Print only the line with "Convert this document image to plain text." and the lines after it, ending with the last line of the material, each exactly as it stands.

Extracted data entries
---

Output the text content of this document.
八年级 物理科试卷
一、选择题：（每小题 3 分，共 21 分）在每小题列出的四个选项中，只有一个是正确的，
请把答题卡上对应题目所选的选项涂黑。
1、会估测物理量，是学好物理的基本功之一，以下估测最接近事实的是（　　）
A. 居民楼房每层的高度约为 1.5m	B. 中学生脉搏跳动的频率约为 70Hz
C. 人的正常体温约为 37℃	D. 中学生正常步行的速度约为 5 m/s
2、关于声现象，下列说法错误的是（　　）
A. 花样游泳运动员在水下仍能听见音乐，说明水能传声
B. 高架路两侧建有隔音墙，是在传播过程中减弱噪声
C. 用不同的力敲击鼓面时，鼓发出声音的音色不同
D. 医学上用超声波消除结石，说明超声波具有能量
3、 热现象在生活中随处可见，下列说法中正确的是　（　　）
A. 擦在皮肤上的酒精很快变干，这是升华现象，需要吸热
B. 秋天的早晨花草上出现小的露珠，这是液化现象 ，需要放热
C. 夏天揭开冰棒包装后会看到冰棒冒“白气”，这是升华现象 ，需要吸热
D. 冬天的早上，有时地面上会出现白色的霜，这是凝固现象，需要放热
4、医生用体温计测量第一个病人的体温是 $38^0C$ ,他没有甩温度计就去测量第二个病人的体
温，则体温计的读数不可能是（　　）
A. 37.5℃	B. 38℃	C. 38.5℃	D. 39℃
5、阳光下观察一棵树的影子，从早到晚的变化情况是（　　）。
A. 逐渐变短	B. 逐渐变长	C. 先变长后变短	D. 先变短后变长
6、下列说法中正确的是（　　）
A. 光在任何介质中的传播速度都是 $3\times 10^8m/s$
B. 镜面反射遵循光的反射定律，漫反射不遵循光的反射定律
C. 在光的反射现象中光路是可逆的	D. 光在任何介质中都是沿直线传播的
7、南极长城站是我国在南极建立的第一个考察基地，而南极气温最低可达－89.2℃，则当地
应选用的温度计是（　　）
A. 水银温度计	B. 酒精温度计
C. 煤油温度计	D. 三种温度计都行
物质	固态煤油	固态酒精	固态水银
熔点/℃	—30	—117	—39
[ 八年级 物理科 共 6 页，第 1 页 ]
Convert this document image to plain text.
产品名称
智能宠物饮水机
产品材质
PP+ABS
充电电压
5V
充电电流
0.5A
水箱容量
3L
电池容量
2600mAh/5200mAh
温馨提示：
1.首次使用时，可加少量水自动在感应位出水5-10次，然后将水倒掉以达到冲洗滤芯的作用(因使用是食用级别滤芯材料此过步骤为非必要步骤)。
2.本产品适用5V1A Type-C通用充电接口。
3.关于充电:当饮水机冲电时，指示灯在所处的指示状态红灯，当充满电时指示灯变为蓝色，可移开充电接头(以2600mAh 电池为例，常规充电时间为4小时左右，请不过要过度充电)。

---

Solution to the problem =>
Convert this document image to plain text.
产品名称
智能宠物饮水机
产品材质
PP+ABS
充电电压
5V
充电电流
0.5A
水箱容量
3L
电池容量
2600mAh/5200mAh
温馨提示：
1.首次使用时，可加少量水自动在感应位出水5-10次，然后将水倒掉以达到冲洗滤芯的作用(因使用是食用级别滤芯材料此过步骤为非必要步骤)。
2.本产品适用5V1A Type-C通用充电接口。
3.关于充电:当饮水机冲电时，指示灯在所处的指示状态红灯，当充满电时指示灯变为蓝色，可移开充电接头(以2600mAh 电池为例，常规充电时间为4小时左右，请不过要过度充电)。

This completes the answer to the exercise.